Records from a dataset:
━━━

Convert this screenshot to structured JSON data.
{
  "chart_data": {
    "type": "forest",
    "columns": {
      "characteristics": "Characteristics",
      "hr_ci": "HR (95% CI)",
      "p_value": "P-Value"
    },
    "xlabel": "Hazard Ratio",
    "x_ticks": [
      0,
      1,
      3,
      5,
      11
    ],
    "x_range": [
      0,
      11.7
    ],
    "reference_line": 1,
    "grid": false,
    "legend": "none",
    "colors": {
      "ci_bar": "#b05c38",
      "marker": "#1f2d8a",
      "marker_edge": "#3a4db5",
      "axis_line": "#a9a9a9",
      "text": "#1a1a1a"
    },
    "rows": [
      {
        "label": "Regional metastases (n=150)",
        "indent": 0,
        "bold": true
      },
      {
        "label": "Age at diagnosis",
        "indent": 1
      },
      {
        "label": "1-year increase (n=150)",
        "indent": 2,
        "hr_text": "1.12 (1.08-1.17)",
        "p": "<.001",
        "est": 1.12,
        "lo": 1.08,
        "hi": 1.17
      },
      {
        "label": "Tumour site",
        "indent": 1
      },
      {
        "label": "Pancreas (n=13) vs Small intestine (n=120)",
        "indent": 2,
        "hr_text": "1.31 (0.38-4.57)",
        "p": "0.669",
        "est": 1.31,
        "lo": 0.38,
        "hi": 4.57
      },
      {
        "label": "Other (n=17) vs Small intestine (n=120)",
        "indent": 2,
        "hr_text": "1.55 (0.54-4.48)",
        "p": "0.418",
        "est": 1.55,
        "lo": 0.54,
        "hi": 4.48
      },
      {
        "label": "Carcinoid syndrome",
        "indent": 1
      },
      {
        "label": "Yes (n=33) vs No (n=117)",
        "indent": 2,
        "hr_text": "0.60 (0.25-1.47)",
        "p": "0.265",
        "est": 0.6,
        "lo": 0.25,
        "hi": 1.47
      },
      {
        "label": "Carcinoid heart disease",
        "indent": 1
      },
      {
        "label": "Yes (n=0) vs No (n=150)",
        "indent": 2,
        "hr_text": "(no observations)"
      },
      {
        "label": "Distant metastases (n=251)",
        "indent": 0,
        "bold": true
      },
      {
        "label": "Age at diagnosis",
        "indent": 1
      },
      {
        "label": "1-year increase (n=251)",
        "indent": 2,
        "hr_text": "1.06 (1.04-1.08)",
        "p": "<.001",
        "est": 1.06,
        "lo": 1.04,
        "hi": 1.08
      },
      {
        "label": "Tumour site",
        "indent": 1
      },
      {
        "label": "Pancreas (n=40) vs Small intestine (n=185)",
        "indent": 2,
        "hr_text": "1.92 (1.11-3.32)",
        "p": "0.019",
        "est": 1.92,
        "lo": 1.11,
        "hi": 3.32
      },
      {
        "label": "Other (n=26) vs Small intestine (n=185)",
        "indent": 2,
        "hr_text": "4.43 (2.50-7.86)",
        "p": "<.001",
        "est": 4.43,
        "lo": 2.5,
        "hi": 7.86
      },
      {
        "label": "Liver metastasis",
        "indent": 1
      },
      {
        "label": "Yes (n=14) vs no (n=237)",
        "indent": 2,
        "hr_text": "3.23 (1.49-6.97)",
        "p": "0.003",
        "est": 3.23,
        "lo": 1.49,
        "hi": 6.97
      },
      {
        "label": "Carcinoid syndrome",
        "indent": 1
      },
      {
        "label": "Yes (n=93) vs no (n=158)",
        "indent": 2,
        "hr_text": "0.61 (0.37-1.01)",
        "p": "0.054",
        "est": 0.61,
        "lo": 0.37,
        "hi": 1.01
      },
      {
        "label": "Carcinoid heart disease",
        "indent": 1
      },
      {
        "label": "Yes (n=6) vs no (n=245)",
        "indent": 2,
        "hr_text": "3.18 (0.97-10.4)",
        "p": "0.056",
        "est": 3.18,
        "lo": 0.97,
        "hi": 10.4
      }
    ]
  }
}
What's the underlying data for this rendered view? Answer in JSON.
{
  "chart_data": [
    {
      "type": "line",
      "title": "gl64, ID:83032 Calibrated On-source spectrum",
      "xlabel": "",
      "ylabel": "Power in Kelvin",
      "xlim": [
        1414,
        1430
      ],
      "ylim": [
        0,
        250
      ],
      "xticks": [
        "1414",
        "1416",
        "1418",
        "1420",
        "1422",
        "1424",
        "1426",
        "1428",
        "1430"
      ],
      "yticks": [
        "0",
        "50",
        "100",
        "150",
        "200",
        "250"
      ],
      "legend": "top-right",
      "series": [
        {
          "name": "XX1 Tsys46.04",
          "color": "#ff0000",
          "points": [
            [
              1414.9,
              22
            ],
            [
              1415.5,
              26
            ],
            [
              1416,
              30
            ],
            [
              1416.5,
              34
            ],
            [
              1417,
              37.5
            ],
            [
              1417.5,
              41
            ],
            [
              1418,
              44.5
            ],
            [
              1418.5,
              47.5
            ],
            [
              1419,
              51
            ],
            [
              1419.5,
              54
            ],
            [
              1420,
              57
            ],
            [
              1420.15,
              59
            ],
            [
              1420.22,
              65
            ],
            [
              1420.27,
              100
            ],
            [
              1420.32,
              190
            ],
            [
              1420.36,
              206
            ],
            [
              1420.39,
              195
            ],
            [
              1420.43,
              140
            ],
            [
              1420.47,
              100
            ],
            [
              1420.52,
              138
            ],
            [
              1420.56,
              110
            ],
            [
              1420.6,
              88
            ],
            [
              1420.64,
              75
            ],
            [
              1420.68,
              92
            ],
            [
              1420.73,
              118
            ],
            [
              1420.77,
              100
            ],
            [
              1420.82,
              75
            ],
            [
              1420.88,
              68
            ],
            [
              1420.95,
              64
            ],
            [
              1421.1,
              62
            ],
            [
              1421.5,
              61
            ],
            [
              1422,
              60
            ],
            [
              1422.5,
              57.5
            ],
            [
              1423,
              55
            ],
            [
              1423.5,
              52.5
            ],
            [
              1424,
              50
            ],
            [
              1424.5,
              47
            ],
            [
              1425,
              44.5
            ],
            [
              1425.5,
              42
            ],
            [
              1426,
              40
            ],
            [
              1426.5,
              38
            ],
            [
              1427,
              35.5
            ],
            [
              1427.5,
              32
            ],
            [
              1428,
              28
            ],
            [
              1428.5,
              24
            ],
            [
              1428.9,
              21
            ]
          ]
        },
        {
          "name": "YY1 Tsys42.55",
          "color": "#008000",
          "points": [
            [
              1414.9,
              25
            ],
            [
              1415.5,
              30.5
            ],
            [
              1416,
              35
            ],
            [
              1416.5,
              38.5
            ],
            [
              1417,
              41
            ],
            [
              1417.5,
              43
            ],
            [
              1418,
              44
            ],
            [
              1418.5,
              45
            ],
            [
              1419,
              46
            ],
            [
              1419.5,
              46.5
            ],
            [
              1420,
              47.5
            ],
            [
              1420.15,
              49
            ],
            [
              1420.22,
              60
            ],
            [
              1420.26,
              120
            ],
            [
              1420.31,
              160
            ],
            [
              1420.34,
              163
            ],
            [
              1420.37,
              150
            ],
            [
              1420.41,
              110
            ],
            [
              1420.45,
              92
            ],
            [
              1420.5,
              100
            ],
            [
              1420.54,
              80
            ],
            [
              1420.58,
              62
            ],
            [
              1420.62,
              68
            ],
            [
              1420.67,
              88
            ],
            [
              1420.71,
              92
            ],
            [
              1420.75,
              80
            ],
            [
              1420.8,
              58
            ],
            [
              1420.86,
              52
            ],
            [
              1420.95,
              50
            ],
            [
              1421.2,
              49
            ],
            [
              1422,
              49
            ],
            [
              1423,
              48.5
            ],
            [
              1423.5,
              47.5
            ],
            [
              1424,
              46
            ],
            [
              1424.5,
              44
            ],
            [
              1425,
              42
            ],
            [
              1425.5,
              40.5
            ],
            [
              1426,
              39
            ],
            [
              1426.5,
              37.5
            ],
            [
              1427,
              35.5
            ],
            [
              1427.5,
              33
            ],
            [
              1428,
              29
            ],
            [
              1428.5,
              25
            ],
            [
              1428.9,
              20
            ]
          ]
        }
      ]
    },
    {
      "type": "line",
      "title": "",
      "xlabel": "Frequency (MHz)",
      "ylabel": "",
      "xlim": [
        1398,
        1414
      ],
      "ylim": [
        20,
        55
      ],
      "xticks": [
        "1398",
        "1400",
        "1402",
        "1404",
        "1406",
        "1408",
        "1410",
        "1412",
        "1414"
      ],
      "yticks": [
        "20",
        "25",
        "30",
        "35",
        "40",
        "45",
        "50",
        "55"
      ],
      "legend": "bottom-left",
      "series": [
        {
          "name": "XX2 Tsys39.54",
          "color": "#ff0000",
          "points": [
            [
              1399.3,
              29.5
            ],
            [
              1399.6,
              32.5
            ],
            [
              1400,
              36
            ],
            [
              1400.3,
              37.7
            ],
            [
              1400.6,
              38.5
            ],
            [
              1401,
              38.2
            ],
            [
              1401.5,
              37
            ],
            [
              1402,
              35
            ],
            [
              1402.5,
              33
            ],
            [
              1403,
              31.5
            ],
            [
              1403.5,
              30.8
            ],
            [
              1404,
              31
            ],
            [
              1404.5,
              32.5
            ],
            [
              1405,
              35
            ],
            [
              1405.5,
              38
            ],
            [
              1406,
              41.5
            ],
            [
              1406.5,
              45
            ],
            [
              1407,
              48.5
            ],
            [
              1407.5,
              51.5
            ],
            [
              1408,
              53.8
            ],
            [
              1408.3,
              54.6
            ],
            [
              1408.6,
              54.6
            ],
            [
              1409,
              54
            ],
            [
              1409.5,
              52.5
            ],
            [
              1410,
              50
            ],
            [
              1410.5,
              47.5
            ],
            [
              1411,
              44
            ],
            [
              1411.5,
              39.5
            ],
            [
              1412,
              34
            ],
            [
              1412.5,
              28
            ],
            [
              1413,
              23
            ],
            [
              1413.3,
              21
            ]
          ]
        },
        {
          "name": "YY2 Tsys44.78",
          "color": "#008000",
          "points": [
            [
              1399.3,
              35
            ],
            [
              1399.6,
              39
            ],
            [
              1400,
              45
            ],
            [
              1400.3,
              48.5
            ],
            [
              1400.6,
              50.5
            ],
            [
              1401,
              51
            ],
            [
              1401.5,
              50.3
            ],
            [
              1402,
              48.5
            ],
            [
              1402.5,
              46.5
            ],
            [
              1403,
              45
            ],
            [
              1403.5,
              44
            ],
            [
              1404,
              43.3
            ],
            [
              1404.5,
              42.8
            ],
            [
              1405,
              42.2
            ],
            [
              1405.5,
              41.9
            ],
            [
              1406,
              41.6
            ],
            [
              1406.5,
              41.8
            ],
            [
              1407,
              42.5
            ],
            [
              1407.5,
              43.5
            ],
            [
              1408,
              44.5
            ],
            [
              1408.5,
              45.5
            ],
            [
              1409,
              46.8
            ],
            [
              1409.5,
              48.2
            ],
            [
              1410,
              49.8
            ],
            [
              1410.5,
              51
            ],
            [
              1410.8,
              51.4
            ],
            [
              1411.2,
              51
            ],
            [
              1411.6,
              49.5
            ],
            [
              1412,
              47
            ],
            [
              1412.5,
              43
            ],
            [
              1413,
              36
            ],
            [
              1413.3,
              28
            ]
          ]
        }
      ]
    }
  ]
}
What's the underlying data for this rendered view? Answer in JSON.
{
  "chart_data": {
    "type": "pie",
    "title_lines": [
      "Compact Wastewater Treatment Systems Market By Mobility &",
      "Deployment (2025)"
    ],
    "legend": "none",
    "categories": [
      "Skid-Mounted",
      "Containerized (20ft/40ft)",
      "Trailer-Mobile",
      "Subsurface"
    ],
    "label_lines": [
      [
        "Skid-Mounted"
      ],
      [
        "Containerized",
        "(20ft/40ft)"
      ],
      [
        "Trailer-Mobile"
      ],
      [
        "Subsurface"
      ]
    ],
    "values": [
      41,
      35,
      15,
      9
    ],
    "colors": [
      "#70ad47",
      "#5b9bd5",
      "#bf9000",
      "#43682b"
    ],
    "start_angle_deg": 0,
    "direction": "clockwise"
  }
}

━━━

Task details:
The word "metastases" appears in how many lines of the data? Answer with only the number.

Correct result:
2